Your goal
Print all of the data exactly as written.

Items from a dataset
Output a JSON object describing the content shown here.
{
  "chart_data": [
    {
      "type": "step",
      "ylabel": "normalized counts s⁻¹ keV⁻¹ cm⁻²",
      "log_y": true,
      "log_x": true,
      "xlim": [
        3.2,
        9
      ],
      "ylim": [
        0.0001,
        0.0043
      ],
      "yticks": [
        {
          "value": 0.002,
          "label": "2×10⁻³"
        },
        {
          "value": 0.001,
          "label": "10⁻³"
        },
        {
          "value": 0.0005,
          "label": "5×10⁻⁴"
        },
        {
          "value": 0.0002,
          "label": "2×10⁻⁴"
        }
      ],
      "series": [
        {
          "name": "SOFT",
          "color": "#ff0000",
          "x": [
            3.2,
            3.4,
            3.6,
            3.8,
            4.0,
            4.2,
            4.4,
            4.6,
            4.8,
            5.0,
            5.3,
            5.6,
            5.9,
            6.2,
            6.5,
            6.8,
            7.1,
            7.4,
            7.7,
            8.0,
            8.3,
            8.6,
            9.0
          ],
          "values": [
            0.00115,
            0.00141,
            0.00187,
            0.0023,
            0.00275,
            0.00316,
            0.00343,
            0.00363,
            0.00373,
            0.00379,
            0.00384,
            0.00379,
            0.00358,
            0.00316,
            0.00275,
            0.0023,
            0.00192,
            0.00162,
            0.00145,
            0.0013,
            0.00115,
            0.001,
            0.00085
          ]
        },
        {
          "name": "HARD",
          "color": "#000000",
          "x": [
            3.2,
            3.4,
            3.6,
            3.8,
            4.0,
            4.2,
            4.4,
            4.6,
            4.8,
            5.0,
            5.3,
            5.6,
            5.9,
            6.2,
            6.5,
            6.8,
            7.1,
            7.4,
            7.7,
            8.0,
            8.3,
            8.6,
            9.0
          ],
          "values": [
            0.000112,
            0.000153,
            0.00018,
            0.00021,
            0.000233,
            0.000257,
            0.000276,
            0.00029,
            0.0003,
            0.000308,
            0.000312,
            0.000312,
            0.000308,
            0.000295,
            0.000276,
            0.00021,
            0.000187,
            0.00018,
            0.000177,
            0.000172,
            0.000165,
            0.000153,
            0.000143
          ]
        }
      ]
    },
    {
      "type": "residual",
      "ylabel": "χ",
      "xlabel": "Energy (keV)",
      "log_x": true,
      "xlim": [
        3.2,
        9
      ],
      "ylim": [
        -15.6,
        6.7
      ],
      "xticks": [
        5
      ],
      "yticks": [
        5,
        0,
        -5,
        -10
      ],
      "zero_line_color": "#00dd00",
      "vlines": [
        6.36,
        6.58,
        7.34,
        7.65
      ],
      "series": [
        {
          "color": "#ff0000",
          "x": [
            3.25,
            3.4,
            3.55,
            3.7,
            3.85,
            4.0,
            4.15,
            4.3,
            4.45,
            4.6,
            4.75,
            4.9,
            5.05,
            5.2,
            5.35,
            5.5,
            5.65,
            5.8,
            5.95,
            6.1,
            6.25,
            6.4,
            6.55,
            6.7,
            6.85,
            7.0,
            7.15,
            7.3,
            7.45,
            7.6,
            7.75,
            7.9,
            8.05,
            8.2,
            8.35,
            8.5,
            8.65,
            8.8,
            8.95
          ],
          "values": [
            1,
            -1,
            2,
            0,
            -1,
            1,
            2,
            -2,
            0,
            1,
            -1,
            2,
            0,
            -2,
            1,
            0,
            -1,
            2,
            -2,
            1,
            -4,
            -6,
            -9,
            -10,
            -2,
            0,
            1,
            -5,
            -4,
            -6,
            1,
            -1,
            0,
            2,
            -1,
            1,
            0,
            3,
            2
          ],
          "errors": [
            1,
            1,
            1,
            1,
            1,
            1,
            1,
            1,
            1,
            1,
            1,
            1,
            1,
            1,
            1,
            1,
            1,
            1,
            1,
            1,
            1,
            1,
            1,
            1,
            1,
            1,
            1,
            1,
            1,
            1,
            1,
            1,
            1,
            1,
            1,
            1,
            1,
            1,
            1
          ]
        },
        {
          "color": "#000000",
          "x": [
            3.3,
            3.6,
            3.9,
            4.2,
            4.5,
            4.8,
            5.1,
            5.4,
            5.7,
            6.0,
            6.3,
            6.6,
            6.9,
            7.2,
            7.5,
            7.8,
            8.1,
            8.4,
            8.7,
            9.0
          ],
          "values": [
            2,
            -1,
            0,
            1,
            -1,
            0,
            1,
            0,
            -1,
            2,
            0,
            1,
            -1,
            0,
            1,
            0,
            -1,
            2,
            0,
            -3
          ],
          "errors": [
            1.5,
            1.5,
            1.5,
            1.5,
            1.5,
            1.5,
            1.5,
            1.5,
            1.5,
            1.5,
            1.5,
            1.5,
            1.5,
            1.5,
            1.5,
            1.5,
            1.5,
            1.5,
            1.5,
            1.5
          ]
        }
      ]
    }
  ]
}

Output for this exercise
Output a JSON object describing the content shown here.
{
  "chart_data": [
    {
      "type": "step",
      "ylabel": "normalized counts s⁻¹ keV⁻¹ cm⁻²",
      "log_y": true,
      "log_x": true,
      "xlim": [
        3.2,
        9
      ],
      "ylim": [
        0.0001,
        0.0043
      ],
      "yticks": [
        {
          "value": 0.002,
          "label": "2×10⁻³"
        },
        {
          "value": 0.001,
          "label": "10⁻³"
        },
        {
          "value": 0.0005,
          "label": "5×10⁻⁴"
        },
        {
          "value": 0.0002,
          "label": "2×10⁻⁴"
        }
      ],
      "series": [
        {
          "name": "SOFT",
          "color": "#ff0000",
          "x": [
            3.2,
            3.4,
            3.6,
            3.8,
            4.0,
            4.2,
            4.4,
            4.6,
            4.8,
            5.0,
            5.3,
            5.6,
            5.9,
            6.2,
            6.5,
            6.8,
            7.1,
            7.4,
            7.7,
            8.0,
            8.3,
            8.6,
            9.0
          ],
          "values": [
            0.00115,
            0.00141,
            0.00187,
            0.0023,
            0.00275,
            0.00316,
            0.00343,
            0.00363,
            0.00373,
            0.00379,
            0.00384,
            0.00379,
            0.00358,
            0.00316,
            0.00275,
            0.0023,
            0.00192,
            0.00162,
            0.00145,
            0.0013,
            0.00115,
            0.001,
            0.00085
          ]
        },
        {
          "name": "HARD",
          "color": "#000000",
          "x": [
            3.2,
            3.4,
            3.6,
            3.8,
            4.0,
            4.2,
            4.4,
            4.6,
            4.8,
            5.0,
            5.3,
            5.6,
            5.9,
            6.2,
            6.5,
            6.8,
            7.1,
            7.4,
            7.7,
            8.0,
            8.3,
            8.6,
            9.0
          ],
          "values": [
            0.000112,
            0.000153,
            0.00018,
            0.00021,
            0.000233,
            0.000257,
            0.000276,
            0.00029,
            0.0003,
            0.000308,
            0.000312,
            0.000312,
            0.000308,
            0.000295,
            0.000276,
            0.00021,
            0.000187,
            0.00018,
            0.000177,
            0.000172,
            0.000165,
            0.000153,
            0.000143
          ]
        }
      ]
    },
    {
      "type": "residual",
      "ylabel": "χ",
      "xlabel": "Energy (keV)",
      "log_x": true,
      "xlim": [
        3.2,
        9
      ],
      "ylim": [
        -15.6,
        6.7
      ],
      "xticks": [
        5
      ],
      "yticks": [
        5,
        0,
        -5,
        -10
      ],
      "zero_line_color": "#00dd00",
      "vlines": [
        6.36,
        6.58,
        7.34,
        7.65
      ],
      "series": [
        {
          "color": "#ff0000",
          "x": [
            3.25,
            3.4,
            3.55,
            3.7,
            3.85,
            4.0,
            4.15,
            4.3,
            4.45,
            4.6,
            4.75,
            4.9,
            5.05,
            5.2,
            5.35,
            5.5,
            5.65,
            5.8,
            5.95,
            6.1,
            6.25,
            6.4,
            6.55,
            6.7,
            6.85,
            7.0,
            7.15,
            7.3,
            7.45,
            7.6,
            7.75,
            7.9,
            8.05,
            8.2,
            8.35,
            8.5,
            8.65,
            8.8,
            8.95
          ],
          "values": [
            1,
            -1,
            2,
            0,
            -1,
            1,
            2,
            -2,
            0,
            1,
            -1,
            2,
            0,
            -2,
            1,
            0,
            -1,
            2,
            -2,
            1,
            -4,
            -6,
            -9,
            -10,
            -2,
            0,
            1,
            -5,
            -4,
            -6,
            1,
            -1,
            0,
            2,
            -1,
            1,
            0,
            3,
            2
          ],
          "errors": [
            1,
            1,
            1,
            1,
            1,
            1,
            1,
            1,
            1,
            1,
            1,
            1,
            1,
            1,
            1,
            1,
            1,
            1,
            1,
            1,
            1,
            1,
            1,
            1,
            1,
            1,
            1,
            1,
            1,
            1,
            1,
            1,
            1,
            1,
            1,
            1,
            1,
            1,
            1
          ]
        },
        {
          "color": "#000000",
          "x": [
            3.3,
            3.6,
            3.9,
            4.2,
            4.5,
            4.8,
            5.1,
            5.4,
            5.7,
            6.0,
            6.3,
            6.6,
            6.9,
            7.2,
            7.5,
            7.8,
            8.1,
            8.4,
            8.7,
            9.0
          ],
          "values": [
            2,
            -1,
            0,
            1,
            -1,
            0,
            1,
            0,
            -1,
            2,
            0,
            1,
            -1,
            0,
            1,
            0,
            -1,
            2,
            0,
            -3
          ],
          "errors": [
            1.5,
            1.5,
            1.5,
            1.5,
            1.5,
            1.5,
            1.5,
            1.5,
            1.5,
            1.5,
            1.5,
            1.5,
            1.5,
            1.5,
            1.5,
            1.5,
            1.5,
            1.5,
            1.5,
            1.5
          ]
        }
      ]
    }
  ]
}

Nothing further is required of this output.